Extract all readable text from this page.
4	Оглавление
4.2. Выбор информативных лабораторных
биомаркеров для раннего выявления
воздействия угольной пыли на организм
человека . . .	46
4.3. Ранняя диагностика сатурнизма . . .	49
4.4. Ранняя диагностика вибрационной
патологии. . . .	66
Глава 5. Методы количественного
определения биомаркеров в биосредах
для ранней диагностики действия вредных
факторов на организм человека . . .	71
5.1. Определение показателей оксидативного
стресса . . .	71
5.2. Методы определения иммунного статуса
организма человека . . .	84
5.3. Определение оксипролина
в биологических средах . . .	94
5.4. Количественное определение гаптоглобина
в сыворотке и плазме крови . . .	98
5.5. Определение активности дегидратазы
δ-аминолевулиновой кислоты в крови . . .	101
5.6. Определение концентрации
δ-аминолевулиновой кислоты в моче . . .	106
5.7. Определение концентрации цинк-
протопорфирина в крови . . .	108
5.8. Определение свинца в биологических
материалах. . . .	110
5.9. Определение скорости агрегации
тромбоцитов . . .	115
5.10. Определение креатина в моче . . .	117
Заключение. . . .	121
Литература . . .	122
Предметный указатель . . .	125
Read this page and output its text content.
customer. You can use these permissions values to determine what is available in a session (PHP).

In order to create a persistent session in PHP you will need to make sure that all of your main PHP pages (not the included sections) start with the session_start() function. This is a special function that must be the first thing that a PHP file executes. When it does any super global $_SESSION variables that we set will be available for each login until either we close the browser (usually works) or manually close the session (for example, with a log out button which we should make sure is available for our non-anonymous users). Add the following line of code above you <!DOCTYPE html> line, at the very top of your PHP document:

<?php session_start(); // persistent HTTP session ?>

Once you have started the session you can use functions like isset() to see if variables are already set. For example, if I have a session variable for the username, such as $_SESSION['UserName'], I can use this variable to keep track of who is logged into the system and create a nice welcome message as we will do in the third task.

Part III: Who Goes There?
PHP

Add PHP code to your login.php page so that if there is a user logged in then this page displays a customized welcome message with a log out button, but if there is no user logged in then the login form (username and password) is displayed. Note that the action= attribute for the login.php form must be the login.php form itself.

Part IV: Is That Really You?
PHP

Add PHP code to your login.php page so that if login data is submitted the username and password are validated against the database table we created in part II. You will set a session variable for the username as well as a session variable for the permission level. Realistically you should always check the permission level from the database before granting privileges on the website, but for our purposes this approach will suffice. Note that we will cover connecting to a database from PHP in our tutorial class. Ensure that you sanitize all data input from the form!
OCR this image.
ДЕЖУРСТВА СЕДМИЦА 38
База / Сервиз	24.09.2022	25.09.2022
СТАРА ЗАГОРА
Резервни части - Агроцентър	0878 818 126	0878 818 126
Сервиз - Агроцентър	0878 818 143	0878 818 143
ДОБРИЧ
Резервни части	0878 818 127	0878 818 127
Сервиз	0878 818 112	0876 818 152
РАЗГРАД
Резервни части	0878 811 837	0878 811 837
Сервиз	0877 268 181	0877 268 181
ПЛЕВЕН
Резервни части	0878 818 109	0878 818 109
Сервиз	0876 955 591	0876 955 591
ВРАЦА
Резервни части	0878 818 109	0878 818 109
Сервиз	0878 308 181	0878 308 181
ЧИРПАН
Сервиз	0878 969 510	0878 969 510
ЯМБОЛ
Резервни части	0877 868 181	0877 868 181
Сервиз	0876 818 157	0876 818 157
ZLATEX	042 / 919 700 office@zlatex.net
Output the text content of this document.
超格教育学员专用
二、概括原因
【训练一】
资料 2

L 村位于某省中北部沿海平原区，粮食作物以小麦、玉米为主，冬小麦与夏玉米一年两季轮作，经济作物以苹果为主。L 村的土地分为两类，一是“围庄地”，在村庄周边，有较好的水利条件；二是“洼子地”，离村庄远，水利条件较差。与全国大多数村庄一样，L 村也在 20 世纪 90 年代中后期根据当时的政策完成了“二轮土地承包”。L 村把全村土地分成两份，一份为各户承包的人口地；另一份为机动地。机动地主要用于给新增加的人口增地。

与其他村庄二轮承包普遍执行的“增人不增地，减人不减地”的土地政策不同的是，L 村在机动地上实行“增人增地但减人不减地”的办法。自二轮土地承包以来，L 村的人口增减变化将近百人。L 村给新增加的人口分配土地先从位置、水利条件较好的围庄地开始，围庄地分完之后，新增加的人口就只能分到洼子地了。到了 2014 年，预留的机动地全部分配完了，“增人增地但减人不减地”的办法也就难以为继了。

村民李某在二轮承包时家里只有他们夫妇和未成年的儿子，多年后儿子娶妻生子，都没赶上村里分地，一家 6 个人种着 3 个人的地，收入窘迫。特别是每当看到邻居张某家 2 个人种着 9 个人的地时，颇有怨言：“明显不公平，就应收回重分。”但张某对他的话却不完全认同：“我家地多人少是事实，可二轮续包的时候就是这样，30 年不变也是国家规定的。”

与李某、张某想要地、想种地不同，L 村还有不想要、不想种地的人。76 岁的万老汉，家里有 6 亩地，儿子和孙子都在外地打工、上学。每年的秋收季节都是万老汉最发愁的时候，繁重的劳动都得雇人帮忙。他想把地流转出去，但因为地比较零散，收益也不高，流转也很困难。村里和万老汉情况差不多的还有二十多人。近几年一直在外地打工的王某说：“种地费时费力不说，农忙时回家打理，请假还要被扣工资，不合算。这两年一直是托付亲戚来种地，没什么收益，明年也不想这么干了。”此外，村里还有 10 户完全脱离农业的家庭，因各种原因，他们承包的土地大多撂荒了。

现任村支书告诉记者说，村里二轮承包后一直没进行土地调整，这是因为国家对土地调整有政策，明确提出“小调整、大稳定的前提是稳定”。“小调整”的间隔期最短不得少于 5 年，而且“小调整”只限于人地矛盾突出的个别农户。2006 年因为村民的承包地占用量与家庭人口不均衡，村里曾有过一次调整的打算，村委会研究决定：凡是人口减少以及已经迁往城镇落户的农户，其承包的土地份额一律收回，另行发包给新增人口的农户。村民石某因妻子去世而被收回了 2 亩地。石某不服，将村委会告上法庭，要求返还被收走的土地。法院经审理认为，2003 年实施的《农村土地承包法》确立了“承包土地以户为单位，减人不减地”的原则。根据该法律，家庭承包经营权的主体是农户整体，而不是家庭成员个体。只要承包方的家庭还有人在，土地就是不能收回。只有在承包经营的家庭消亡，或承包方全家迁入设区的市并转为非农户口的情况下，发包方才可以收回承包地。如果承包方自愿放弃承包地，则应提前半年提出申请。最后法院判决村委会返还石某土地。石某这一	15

⁂

• _Exercise_: Gather each line of the records holding the string "аминолевулиновой".

• _Answer to this problem_:
δ-аминолевулиновой кислоты в крови . . .	101
δ-аминолевулиновой кислоты в моче . . .	106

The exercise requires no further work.